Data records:
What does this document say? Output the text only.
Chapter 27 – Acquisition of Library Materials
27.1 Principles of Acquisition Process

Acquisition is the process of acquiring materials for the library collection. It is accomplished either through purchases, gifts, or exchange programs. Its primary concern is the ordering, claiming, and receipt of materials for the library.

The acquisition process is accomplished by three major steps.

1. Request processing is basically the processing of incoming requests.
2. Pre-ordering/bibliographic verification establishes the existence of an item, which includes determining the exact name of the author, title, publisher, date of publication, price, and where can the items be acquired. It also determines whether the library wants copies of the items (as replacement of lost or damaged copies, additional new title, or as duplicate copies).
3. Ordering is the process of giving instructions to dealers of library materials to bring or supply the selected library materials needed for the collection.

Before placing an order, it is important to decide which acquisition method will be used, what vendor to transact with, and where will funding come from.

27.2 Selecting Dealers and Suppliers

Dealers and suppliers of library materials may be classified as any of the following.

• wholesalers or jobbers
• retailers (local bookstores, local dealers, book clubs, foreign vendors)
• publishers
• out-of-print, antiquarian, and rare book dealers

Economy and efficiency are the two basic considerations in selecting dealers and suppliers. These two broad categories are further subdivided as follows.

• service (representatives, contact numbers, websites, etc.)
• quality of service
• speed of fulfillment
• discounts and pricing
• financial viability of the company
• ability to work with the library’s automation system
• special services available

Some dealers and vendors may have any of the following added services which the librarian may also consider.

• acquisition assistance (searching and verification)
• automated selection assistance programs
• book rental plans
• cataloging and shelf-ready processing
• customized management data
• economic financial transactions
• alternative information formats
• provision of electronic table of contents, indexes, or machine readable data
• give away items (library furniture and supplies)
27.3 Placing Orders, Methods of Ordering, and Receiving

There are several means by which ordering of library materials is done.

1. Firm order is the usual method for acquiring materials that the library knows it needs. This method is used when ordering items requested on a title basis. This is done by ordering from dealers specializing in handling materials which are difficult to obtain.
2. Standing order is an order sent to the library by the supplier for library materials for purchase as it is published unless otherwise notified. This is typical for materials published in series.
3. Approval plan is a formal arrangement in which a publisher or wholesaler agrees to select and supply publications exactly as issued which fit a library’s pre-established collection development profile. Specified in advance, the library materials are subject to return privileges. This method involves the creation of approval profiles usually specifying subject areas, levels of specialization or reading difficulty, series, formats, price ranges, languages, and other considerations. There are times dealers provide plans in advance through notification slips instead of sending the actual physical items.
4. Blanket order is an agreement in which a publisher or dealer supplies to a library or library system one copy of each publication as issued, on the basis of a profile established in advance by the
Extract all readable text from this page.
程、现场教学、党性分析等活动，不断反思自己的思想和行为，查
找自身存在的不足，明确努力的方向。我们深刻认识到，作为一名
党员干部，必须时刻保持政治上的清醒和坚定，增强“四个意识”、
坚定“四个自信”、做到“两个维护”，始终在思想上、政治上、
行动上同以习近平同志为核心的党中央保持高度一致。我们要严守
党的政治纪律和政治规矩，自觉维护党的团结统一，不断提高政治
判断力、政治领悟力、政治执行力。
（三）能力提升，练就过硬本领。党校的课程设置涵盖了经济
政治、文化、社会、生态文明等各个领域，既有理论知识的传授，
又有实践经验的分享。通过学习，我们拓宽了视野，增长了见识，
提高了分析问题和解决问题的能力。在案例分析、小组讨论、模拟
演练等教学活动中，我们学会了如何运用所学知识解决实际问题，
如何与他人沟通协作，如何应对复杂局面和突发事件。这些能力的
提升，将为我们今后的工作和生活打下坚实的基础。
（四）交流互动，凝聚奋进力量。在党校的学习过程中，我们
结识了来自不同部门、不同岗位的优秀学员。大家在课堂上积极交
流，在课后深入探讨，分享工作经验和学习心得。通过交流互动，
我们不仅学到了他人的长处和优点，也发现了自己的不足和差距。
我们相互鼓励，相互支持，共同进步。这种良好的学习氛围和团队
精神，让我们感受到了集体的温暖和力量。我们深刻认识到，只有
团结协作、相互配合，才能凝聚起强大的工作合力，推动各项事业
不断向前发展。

■ **DIRECTION**: Take the lines above and retype all of them exactly.

■ **ANSWER TO THIS TASK**:
What does this document say? Output the text only.
Chapter 27 – Acquisition of Library Materials
27.1 Principles of Acquisition Process

Acquisition is the process of acquiring materials for the library collection. It is accomplished either through purchases, gifts, or exchange programs. Its primary concern is the ordering, claiming, and receipt of materials for the library.

The acquisition process is accomplished by three major steps.

1. Request processing is basically the processing of incoming requests.
2. Pre-ordering/bibliographic verification establishes the existence of an item, which includes determining the exact name of the author, title, publisher, date of publication, price, and where can the items be acquired. It also determines whether the library wants copies of the items (as replacement of lost or damaged copies, additional new title, or as duplicate copies).
3. Ordering is the process of giving instructions to dealers of library materials to bring or supply the selected library materials needed for the collection.

Before placing an order, it is important to decide which acquisition method will be used, what vendor to transact with, and where will funding come from.

27.2 Selecting Dealers and Suppliers

Dealers and suppliers of library materials may be classified as any of the following.

• wholesalers or jobbers
• retailers (local bookstores, local dealers, book clubs, foreign vendors)
• publishers
• out-of-print, antiquarian, and rare book dealers

Economy and efficiency are the two basic considerations in selecting dealers and suppliers. These two broad categories are further subdivided as follows.

• service (representatives, contact numbers, websites, etc.)
• quality of service
• speed of fulfillment
• discounts and pricing
• financial viability of the company
• ability to work with the library’s automation system
• special services available

Some dealers and vendors may have any of the following added services which the librarian may also consider.

• acquisition assistance (searching and verification)
• automated selection assistance programs
• book rental plans
• cataloging and shelf-ready processing
• customized management data
• economic financial transactions
• alternative information formats
• provision of electronic table of contents, indexes, or machine readable data
• give away items (library furniture and supplies)
27.3 Placing Orders, Methods of Ordering, and Receiving

There are several means by which ordering of library materials is done.

1. Firm order is the usual method for acquiring materials that the library knows it needs. This method is used when ordering items requested on a title basis. This is done by ordering from dealers specializing in handling materials which are difficult to obtain.
2. Standing order is an order sent to the library by the supplier for library materials for purchase as it is published unless otherwise notified. This is typical for materials published in series.
3. Approval plan is a formal arrangement in which a publisher or wholesaler agrees to select and supply publications exactly as issued which fit a library’s pre-established collection development profile. Specified in advance, the library materials are subject to return privileges. This method involves the creation of approval profiles usually specifying subject areas, levels of specialization or reading difficulty, series, formats, price ranges, languages, and other considerations. There are times dealers provide plans in advance through notification slips instead of sending the actual physical items.
4. Blanket order is an agreement in which a publisher or dealer supplies to a library or library system one copy of each publication as issued, on the basis of a profile established in advance by the
Extract all readable text from this page.
程、现场教学、党性分析等活动，不断反思自己的思想和行为，查
找自身存在的不足，明确努力的方向。我们深刻认识到，作为一名
党员干部，必须时刻保持政治上的清醒和坚定，增强“四个意识”、
坚定“四个自信”、做到“两个维护”，始终在思想上、政治上、
行动上同以习近平同志为核心的党中央保持高度一致。我们要严守
党的政治纪律和政治规矩，自觉维护党的团结统一，不断提高政治
判断力、政治领悟力、政治执行力。
（三）能力提升，练就过硬本领。党校的课程设置涵盖了经济
政治、文化、社会、生态文明等各个领域，既有理论知识的传授，
又有实践经验的分享。通过学习，我们拓宽了视野，增长了见识，
提高了分析问题和解决问题的能力。在案例分析、小组讨论、模拟
演练等教学活动中，我们学会了如何运用所学知识解决实际问题，
如何与他人沟通协作，如何应对复杂局面和突发事件。这些能力的
提升，将为我们今后的工作和生活打下坚实的基础。
（四）交流互动，凝聚奋进力量。在党校的学习过程中，我们
结识了来自不同部门、不同岗位的优秀学员。大家在课堂上积极交
流，在课后深入探讨，分享工作经验和学习心得。通过交流互动，
我们不仅学到了他人的长处和优点，也发现了自己的不足和差距。
我们相互鼓励，相互支持，共同进步。这种良好的学习氛围和团队
精神，让我们感受到了集体的温暖和力量。我们深刻认识到，只有
团结协作、相互配合，才能凝聚起强大的工作合力，推动各项事业
不断向前发展。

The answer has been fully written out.